### Information provided
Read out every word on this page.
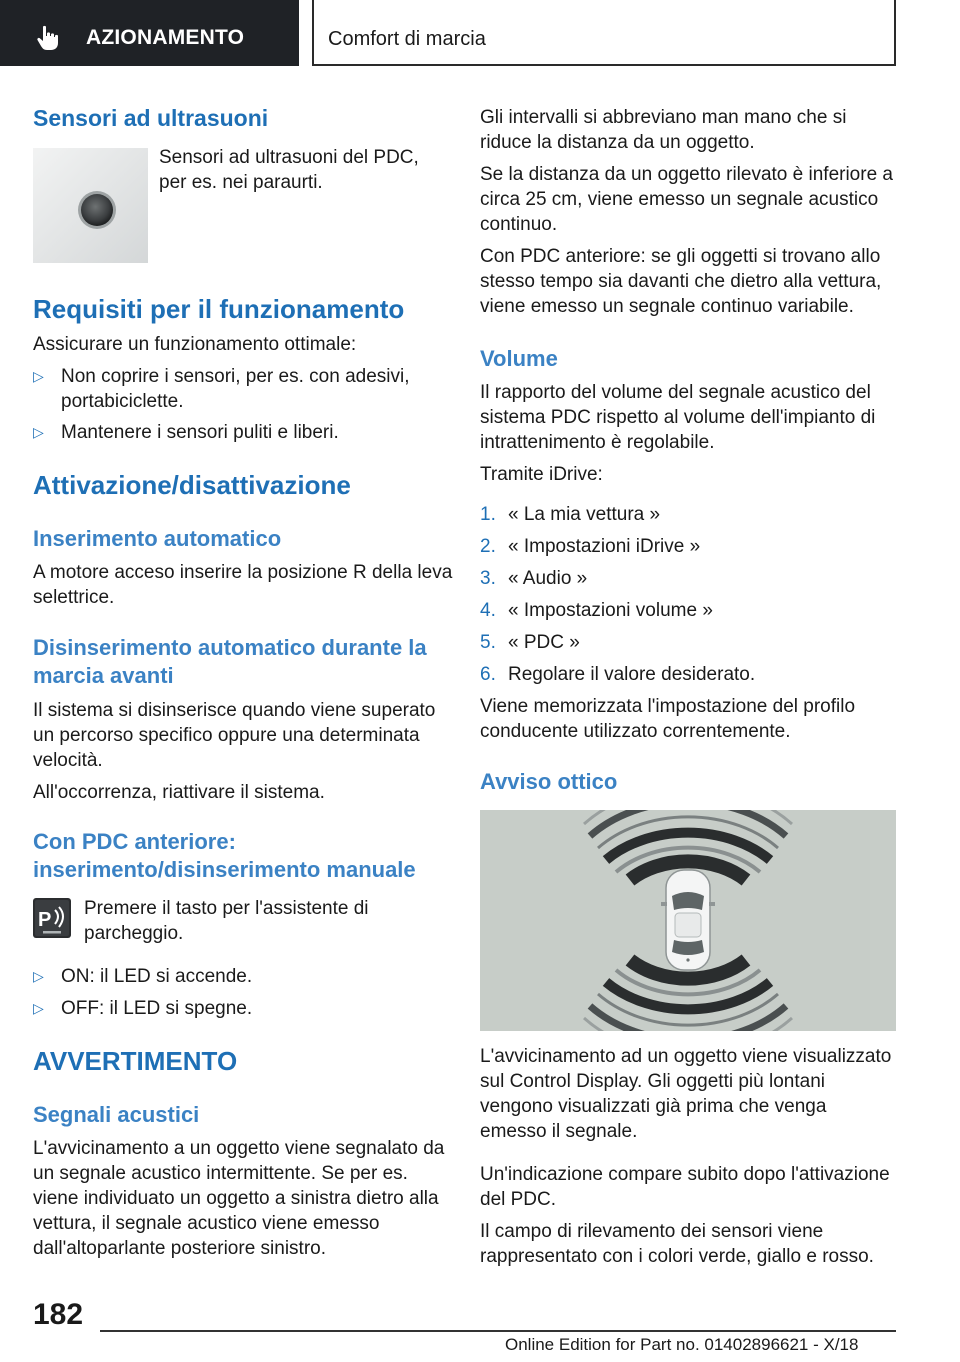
AZIONAMENTO	Comfort di marcia
Sensori ad ultrasuoni
Sensori ad ultrasuoni del PDC, per es. nei paraurti.
Requisiti per il funzionamento
Assicurare un funzionamento ottimale:
▷ Non coprire i sensori, per es. con adesivi, portabiciclette.
▷ Mantenere i sensori puliti e liberi.
Attivazione/disattivazione
Inserimento automatico
A motore acceso inserire la posizione R della leva selettrice.
Disinserimento automatico durante la marcia avanti
Il sistema si disinserisce quando viene superato un percorso specifico oppure una determinata velocità.
All'occorrenza, riattivare il sistema.
Con PDC anteriore: inserimento/disinserimento manuale
P
Premere il tasto per l'assistente di parcheggio.
▷ ON: il LED si accende.
▷ OFF: il LED si spegne.
AVVERTIMENTO
Segnali acustici
L'avvicinamento a un oggetto viene segnalato da un segnale acustico intermittente. Se per es. viene individuato un oggetto a sinistra dietro alla vettura, il segnale acustico viene emesso dall'altoparlante posteriore sinistro.
Gli intervalli si abbreviano man mano che si riduce la distanza da un oggetto.
Se la distanza da un oggetto rilevato è inferiore a circa 25 cm, viene emesso un segnale acustico continuo.
Con PDC anteriore: se gli oggetti si trovano allo stesso tempo sia davanti che dietro alla vettura, viene emesso un segnale continuo variabile.
Volume
Il rapporto del volume del segnale acustico del sistema PDC rispetto al volume dell'impianto di intrattenimento è regolabile.
Tramite iDrive:
1. « La mia vettura »
2. « Impostazioni iDrive »
3. « Audio »
4. « Impostazioni volume »
5. « PDC »
6. Regolare il valore desiderato.
Viene memorizzata l'impostazione del profilo conducente utilizzato correntemente.
Avviso ottico
L'avvicinamento ad un oggetto viene visualizzato sul Control Display. Gli oggetti più lontani vengono visualizzati già prima che venga emesso il segnale.
Un'indicazione compare subito dopo l'attivazione del PDC.
Il campo di rilevamento dei sensori viene rappresentato con i colori verde, giallo e rosso.
182
Online Edition for Part no. 01402896621 - X/18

### Instruction
Pictures are excluded; repeat every record exactly.

### Exercise solution
Read out every word on this page.
AZIONAMENTO	Comfort di marcia
Sensori ad ultrasuoni
Sensori ad ultrasuoni del PDC, per es. nei paraurti.
Requisiti per il funzionamento
Assicurare un funzionamento ottimale:
▷ Non coprire i sensori, per es. con adesivi, portabiciclette.
▷ Mantenere i sensori puliti e liberi.
Attivazione/disattivazione
Inserimento automatico
A motore acceso inserire la posizione R della leva selettrice.
Disinserimento automatico durante la marcia avanti
Il sistema si disinserisce quando viene superato un percorso specifico oppure una determinata velocità.
All'occorrenza, riattivare il sistema.
Con PDC anteriore: inserimento/disinserimento manuale
P
Premere il tasto per l'assistente di parcheggio.
▷ ON: il LED si accende.
▷ OFF: il LED si spegne.
AVVERTIMENTO
Segnali acustici
L'avvicinamento a un oggetto viene segnalato da un segnale acustico intermittente. Se per es. viene individuato un oggetto a sinistra dietro alla vettura, il segnale acustico viene emesso dall'altoparlante posteriore sinistro.
Gli intervalli si abbreviano man mano che si riduce la distanza da un oggetto.
Se la distanza da un oggetto rilevato è inferiore a circa 25 cm, viene emesso un segnale acustico continuo.
Con PDC anteriore: se gli oggetti si trovano allo stesso tempo sia davanti che dietro alla vettura, viene emesso un segnale continuo variabile.
Volume
Il rapporto del volume del segnale acustico del sistema PDC rispetto al volume dell'impianto di intrattenimento è regolabile.
Tramite iDrive:
1. « La mia vettura »
2. « Impostazioni iDrive »
3. « Audio »
4. « Impostazioni volume »
5. « PDC »
6. Regolare il valore desiderato.
Viene memorizzata l'impostazione del profilo conducente utilizzato correntemente.
Avviso ottico
L'avvicinamento ad un oggetto viene visualizzato sul Control Display. Gli oggetti più lontani vengono visualizzati già prima che venga emesso il segnale.
Un'indicazione compare subito dopo l'attivazione del PDC.
Il campo di rilevamento dei sensori viene rappresentato con i colori verde, giallo e rosso.
182
Online Edition for Part no. 01402896621 - X/18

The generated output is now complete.